### CHALLENGE
In the listing below, locate the line containing "Convert this screenshot" and copy it and every line after it through the end, exactly as written, leaving out any pictures.

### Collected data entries

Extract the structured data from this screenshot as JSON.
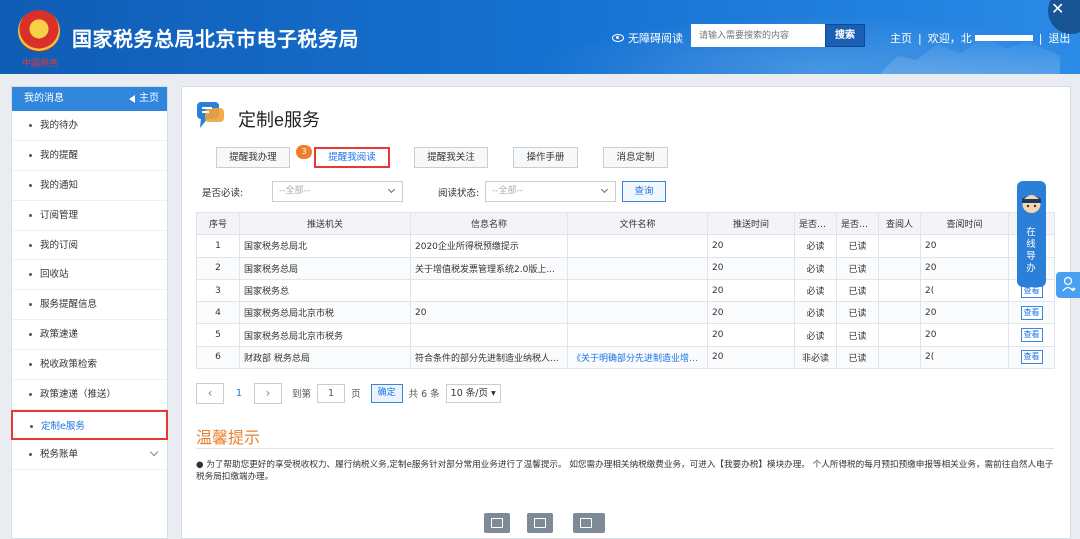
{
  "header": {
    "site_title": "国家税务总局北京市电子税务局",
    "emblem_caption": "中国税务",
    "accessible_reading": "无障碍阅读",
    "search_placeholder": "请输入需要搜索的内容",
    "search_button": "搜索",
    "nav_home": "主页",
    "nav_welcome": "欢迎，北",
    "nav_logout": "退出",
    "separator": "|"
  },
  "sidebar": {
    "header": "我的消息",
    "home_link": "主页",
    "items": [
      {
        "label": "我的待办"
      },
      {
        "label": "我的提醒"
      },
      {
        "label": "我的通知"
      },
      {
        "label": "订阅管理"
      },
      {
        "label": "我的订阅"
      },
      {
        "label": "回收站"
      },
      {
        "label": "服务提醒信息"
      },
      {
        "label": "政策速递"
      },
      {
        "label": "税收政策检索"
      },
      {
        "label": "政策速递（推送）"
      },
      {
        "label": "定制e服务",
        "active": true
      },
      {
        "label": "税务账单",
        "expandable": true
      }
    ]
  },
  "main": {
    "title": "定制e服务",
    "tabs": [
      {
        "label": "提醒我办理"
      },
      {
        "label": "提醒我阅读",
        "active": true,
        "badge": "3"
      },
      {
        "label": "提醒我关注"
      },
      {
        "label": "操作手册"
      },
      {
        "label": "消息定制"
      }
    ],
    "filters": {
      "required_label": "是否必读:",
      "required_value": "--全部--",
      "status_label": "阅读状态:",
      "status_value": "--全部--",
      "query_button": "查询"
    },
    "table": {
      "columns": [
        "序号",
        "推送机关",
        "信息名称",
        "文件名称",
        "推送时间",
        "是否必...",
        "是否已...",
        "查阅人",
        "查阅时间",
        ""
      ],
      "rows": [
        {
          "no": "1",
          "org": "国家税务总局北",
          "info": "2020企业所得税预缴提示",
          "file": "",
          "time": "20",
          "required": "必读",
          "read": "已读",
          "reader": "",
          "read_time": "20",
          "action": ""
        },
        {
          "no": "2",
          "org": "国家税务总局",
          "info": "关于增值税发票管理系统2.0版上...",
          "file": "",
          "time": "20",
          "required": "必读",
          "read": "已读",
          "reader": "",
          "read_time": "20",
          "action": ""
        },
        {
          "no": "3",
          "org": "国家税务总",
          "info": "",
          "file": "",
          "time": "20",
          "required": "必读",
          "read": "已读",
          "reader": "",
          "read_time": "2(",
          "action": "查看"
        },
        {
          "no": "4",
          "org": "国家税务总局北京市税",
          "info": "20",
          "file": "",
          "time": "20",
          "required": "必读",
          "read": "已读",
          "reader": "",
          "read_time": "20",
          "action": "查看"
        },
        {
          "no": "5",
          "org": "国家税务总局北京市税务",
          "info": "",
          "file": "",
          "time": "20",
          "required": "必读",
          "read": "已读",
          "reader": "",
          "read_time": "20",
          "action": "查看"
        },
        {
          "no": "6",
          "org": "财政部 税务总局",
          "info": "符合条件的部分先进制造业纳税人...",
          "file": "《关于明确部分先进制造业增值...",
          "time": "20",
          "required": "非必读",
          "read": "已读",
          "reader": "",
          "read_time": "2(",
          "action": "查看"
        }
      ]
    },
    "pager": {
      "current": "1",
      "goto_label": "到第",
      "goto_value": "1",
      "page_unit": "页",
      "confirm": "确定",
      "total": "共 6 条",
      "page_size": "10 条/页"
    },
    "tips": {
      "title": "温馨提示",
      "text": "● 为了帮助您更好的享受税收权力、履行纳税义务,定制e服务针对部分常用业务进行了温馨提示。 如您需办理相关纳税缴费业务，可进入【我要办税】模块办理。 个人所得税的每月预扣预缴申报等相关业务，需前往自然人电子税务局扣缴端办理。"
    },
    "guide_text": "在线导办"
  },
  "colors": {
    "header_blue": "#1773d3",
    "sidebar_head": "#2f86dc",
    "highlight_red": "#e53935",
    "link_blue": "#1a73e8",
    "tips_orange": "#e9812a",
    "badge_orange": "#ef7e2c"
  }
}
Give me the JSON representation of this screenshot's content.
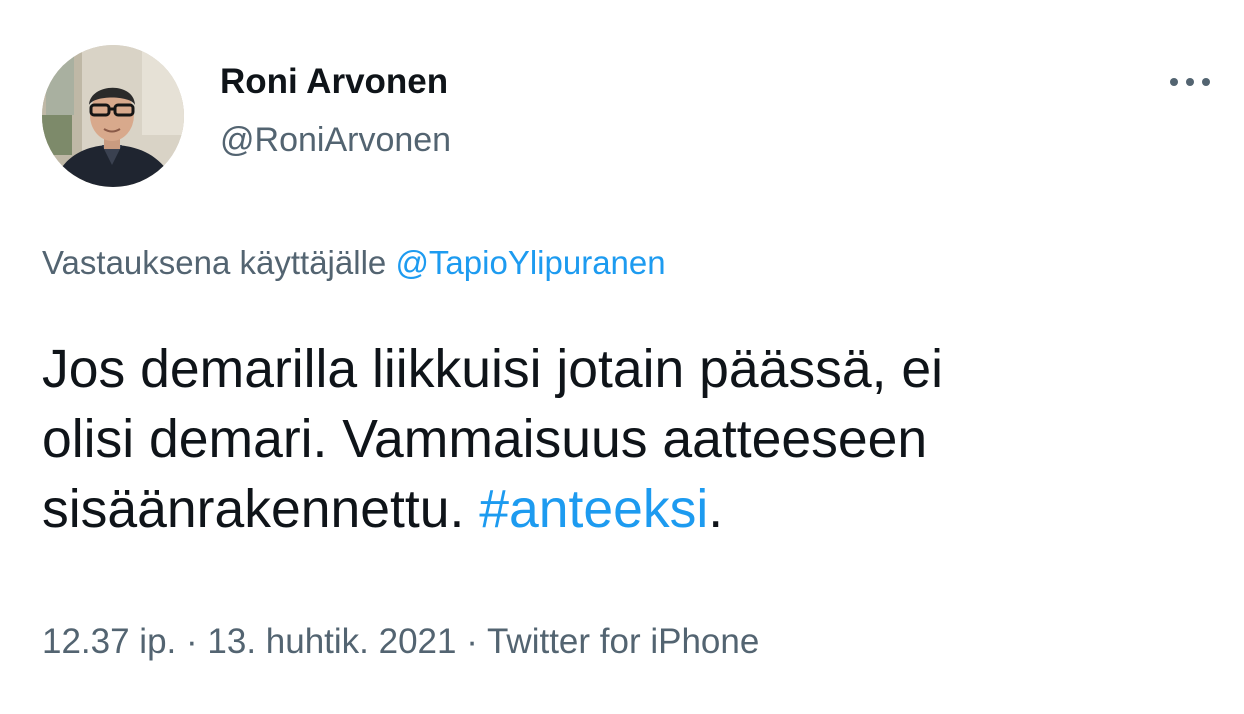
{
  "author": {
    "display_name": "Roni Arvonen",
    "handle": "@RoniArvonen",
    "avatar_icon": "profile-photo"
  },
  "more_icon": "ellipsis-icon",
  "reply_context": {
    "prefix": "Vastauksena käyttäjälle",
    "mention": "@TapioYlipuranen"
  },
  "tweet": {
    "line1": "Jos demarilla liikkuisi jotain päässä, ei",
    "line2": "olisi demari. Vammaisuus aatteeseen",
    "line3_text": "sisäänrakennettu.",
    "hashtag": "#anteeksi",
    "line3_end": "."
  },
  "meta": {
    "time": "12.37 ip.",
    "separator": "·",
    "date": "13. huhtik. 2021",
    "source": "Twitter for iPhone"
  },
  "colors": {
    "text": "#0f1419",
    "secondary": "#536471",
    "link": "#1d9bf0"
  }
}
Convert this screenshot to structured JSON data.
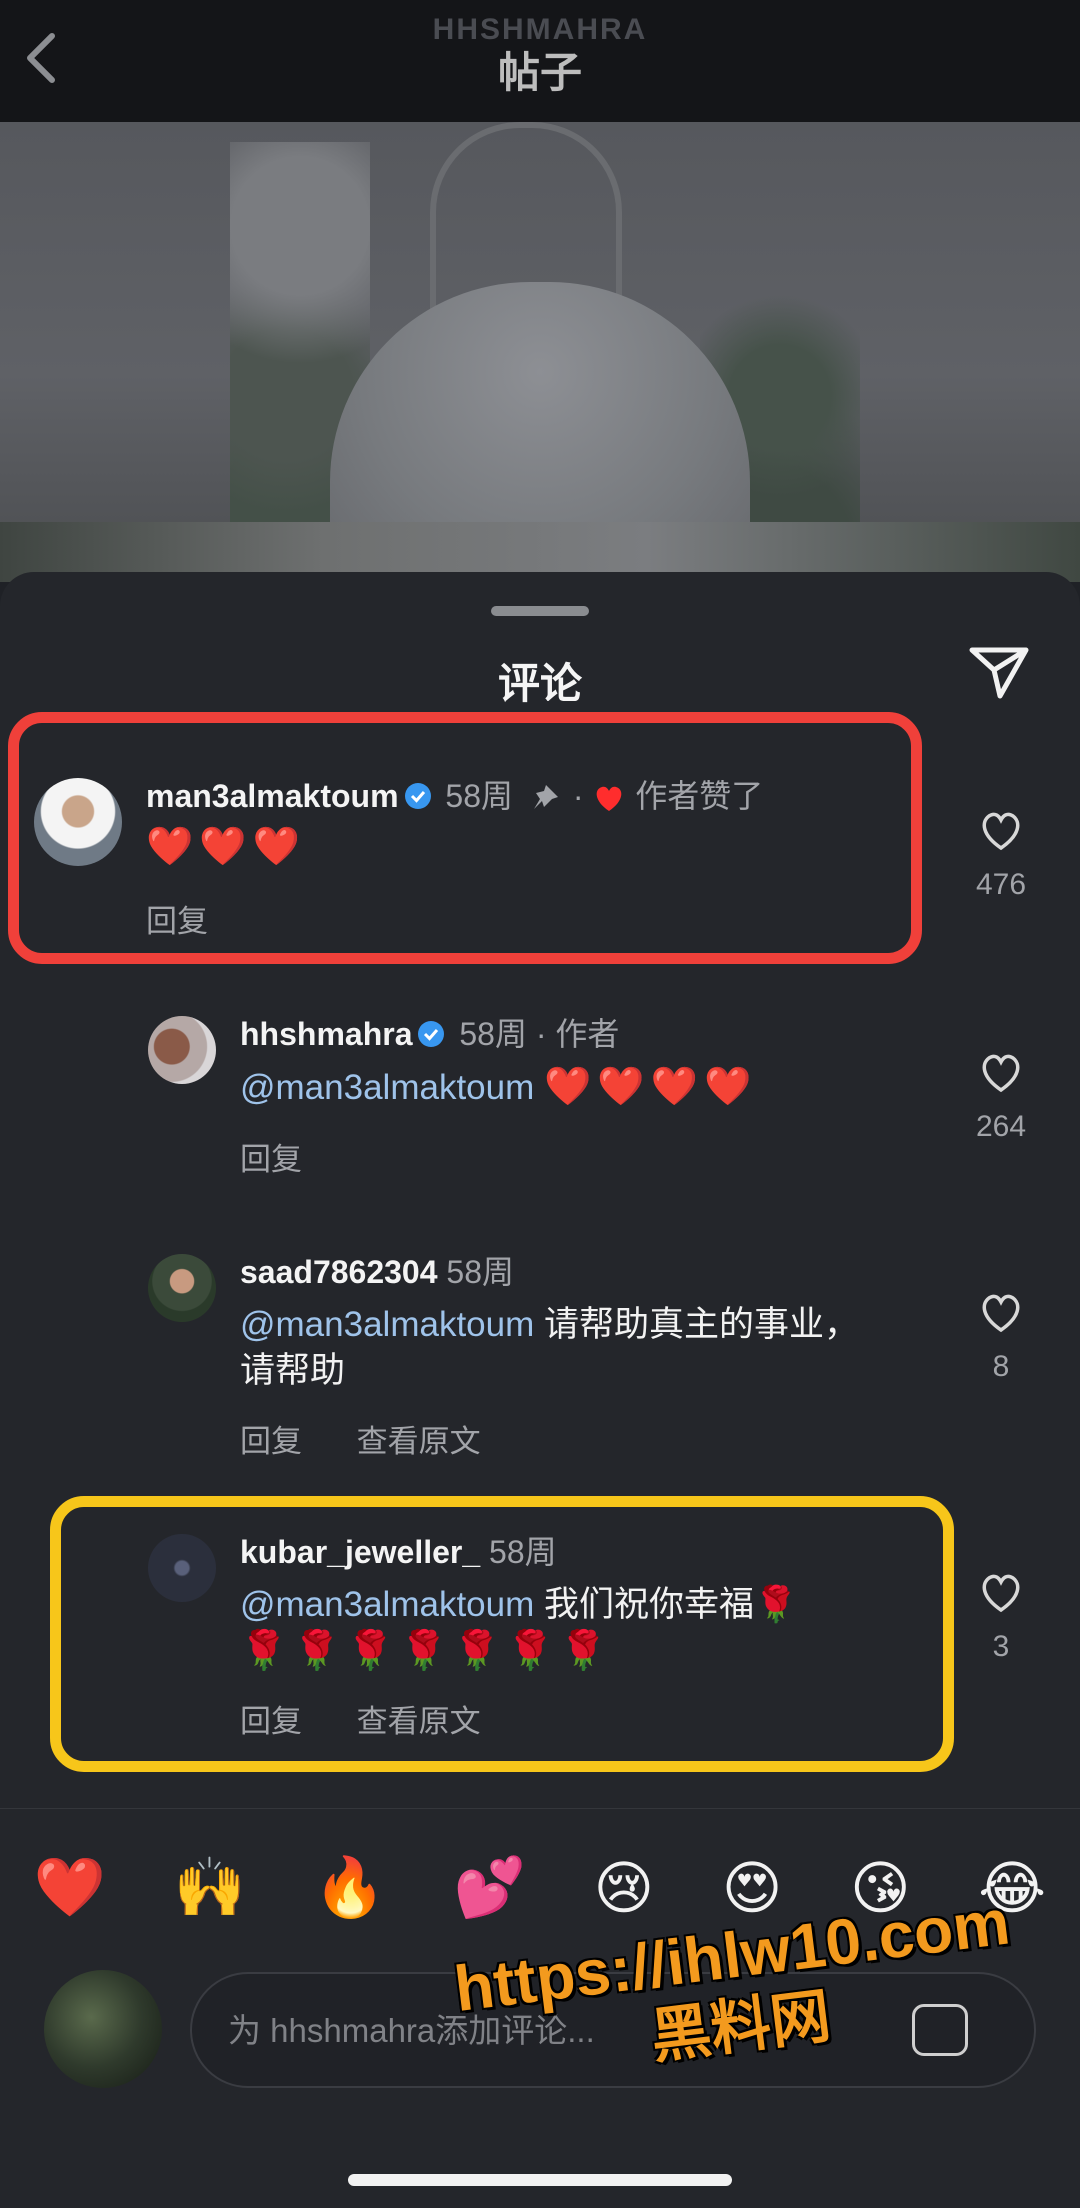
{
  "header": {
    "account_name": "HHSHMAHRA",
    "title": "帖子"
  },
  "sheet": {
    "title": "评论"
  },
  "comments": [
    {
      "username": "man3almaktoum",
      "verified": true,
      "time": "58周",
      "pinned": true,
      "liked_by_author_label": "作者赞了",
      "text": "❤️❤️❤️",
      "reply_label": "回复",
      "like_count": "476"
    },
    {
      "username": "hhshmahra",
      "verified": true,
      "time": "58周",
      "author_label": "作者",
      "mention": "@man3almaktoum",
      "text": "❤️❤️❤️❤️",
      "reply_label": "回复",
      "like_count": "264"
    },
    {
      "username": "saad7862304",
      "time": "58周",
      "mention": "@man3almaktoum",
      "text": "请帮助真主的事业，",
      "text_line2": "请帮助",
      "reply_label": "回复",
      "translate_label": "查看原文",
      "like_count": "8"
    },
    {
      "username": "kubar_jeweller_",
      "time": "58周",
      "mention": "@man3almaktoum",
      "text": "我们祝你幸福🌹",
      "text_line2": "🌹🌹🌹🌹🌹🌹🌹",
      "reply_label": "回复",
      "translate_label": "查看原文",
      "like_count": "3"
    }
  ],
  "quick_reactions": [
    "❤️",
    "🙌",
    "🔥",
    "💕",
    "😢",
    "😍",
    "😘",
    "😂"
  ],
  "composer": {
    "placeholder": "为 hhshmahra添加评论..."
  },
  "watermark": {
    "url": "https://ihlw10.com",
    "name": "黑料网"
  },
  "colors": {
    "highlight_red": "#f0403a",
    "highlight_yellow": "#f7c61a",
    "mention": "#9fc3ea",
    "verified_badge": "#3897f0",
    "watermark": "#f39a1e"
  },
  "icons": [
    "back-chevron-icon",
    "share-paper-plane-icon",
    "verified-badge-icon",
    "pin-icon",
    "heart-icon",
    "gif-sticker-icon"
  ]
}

### WRITTEN REPLY
Convert this screenshot to structured JSON data.
{
  "header": {
    "account_name": "HHSHMAHRA",
    "title": "帖子"
  },
  "sheet": {
    "title": "评论"
  },
  "comments": [
    {
      "username": "man3almaktoum",
      "verified": true,
      "time": "58周",
      "pinned": true,
      "liked_by_author_label": "作者赞了",
      "text": "❤️❤️❤️",
      "reply_label": "回复",
      "like_count": "476"
    },
    {
      "username": "hhshmahra",
      "verified": true,
      "time": "58周",
      "author_label": "作者",
      "mention": "@man3almaktoum",
      "text": "❤️❤️❤️❤️",
      "reply_label": "回复",
      "like_count": "264"
    },
    {
      "username": "saad7862304",
      "time": "58周",
      "mention": "@man3almaktoum",
      "text": "请帮助真主的事业，",
      "text_line2": "请帮助",
      "reply_label": "回复",
      "translate_label": "查看原文",
      "like_count": "8"
    },
    {
      "username": "kubar_jeweller_",
      "time": "58周",
      "mention": "@man3almaktoum",
      "text": "我们祝你幸福🌹",
      "text_line2": "🌹🌹🌹🌹🌹🌹🌹",
      "reply_label": "回复",
      "translate_label": "查看原文",
      "like_count": "3"
    }
  ],
  "quick_reactions": [
    "❤️",
    "🙌",
    "🔥",
    "💕",
    "😢",
    "😍",
    "😘",
    "😂"
  ],
  "composer": {
    "placeholder": "为 hhshmahra添加评论..."
  },
  "watermark": {
    "url": "https://ihlw10.com",
    "name": "黑料网"
  },
  "colors": {
    "highlight_red": "#f0403a",
    "highlight_yellow": "#f7c61a",
    "mention": "#9fc3ea",
    "verified_badge": "#3897f0",
    "watermark": "#f39a1e"
  },
  "icons": [
    "back-chevron-icon",
    "share-paper-plane-icon",
    "verified-badge-icon",
    "pin-icon",
    "heart-icon",
    "gif-sticker-icon"
  ]
}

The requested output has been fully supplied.